→ EXERCISE DETAILS: Search the material below for the word "менее". Copy every line that has it.

(Dataset items)
━━━

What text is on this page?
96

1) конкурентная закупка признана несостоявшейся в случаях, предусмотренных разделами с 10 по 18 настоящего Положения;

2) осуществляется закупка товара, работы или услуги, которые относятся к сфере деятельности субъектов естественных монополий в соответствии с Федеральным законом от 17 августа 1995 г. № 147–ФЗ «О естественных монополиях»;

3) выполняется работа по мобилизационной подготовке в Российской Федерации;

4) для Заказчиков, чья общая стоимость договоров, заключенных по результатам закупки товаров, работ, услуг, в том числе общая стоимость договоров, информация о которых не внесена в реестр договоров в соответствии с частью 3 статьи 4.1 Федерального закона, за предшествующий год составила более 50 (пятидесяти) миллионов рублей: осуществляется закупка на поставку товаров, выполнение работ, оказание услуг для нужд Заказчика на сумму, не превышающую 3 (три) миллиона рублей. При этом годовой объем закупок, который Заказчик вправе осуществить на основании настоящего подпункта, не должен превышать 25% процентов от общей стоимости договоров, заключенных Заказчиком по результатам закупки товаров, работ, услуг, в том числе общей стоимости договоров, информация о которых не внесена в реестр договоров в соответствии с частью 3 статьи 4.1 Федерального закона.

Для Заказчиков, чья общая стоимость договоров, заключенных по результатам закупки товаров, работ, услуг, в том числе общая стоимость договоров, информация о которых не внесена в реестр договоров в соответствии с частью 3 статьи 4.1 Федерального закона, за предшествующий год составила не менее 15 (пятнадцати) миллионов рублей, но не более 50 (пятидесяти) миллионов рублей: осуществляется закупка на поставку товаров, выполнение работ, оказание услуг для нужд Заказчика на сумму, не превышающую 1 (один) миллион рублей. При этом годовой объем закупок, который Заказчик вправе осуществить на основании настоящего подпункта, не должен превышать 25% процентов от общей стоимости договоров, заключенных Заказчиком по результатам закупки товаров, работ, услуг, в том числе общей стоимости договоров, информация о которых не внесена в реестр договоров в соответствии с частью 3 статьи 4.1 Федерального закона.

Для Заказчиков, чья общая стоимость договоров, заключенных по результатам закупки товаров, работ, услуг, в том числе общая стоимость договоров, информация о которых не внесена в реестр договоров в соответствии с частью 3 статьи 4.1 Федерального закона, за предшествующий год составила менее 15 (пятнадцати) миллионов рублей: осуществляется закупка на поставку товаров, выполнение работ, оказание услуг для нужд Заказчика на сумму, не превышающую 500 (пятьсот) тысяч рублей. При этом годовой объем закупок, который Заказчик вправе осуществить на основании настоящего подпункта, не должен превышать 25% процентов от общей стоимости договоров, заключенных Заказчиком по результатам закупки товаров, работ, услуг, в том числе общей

━━━

→ RESULT OF THIS EXERCISE:
Для Заказчиков, чья общая стоимость договоров, заключенных по результатам закупки товаров, работ, услуг, в том числе общая стоимость договоров, информация о которых не внесена в реестр договоров в соответствии с частью 3 статьи 4.1 Федерального закона, за предшествующий год составила не менее 15 (пятнадцати) миллионов рублей, но не более 50 (пятидесяти) миллионов рублей: осуществляется закупка на поставку товаров, выполнение работ, оказание услуг для нужд Заказчика на сумму, не превышающую 1 (один) миллион рублей. При этом годовой объем закупок, который Заказчик вправе осуществить на основании настоящего подпункта, не должен превышать 25% процентов от общей стоимости договоров, заключенных Заказчиком по результатам закупки товаров, работ, услуг, в том числе общей стоимости договоров, информация о которых не внесена в реестр договоров в соответствии с частью 3 статьи 4.1 Федерального закона.
Для Заказчиков, чья общая стоимость договоров, заключенных по результатам закупки товаров, работ, услуг, в том числе общая стоимость договоров, информация о которых не внесена в реестр договоров в соответствии с частью 3 статьи 4.1 Федерального закона, за предшествующий год составила менее 15 (пятнадцати) миллионов рублей: осуществляется закупка на поставку товаров, выполнение работ, оказание услуг для нужд Заказчика на сумму, не превышающую 500 (пятьсот) тысяч рублей. При этом годовой объем закупок, который Заказчик вправе осуществить на основании настоящего подпункта, не должен превышать 25% процентов от общей стоимости договоров, заключенных Заказчиком по результатам закупки товаров, работ, услуг, в том числе общей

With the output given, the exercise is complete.